> **Task to complete**: Output the data that follows exactly, line for line.

*** Given entries ***

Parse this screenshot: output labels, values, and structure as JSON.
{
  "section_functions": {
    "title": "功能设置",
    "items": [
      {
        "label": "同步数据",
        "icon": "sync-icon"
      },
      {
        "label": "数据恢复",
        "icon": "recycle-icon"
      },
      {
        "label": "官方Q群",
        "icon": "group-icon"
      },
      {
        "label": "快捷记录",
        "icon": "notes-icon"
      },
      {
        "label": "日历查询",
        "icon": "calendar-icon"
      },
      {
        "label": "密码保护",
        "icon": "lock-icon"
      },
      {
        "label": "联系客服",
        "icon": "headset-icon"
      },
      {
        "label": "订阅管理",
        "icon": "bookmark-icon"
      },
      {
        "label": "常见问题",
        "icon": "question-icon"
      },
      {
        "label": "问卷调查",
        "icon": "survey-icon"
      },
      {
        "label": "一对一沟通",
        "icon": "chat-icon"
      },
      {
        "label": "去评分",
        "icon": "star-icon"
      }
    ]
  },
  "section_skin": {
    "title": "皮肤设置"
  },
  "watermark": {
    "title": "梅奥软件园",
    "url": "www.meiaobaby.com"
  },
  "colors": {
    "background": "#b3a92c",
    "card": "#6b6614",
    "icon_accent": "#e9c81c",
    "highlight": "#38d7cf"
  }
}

***

> **Written solution**:
Parse this screenshot: output labels, values, and structure as JSON.
{
  "section_functions": {
    "title": "功能设置",
    "items": [
      {
        "label": "同步数据",
        "icon": "sync-icon"
      },
      {
        "label": "数据恢复",
        "icon": "recycle-icon"
      },
      {
        "label": "官方Q群",
        "icon": "group-icon"
      },
      {
        "label": "快捷记录",
        "icon": "notes-icon"
      },
      {
        "label": "日历查询",
        "icon": "calendar-icon"
      },
      {
        "label": "密码保护",
        "icon": "lock-icon"
      },
      {
        "label": "联系客服",
        "icon": "headset-icon"
      },
      {
        "label": "订阅管理",
        "icon": "bookmark-icon"
      },
      {
        "label": "常见问题",
        "icon": "question-icon"
      },
      {
        "label": "问卷调查",
        "icon": "survey-icon"
      },
      {
        "label": "一对一沟通",
        "icon": "chat-icon"
      },
      {
        "label": "去评分",
        "icon": "star-icon"
      }
    ]
  },
  "section_skin": {
    "title": "皮肤设置"
  },
  "watermark": {
    "title": "梅奥软件园",
    "url": "www.meiaobaby.com"
  },
  "colors": {
    "background": "#b3a92c",
    "card": "#6b6614",
    "icon_accent": "#e9c81c",
    "highlight": "#38d7cf"
  }
}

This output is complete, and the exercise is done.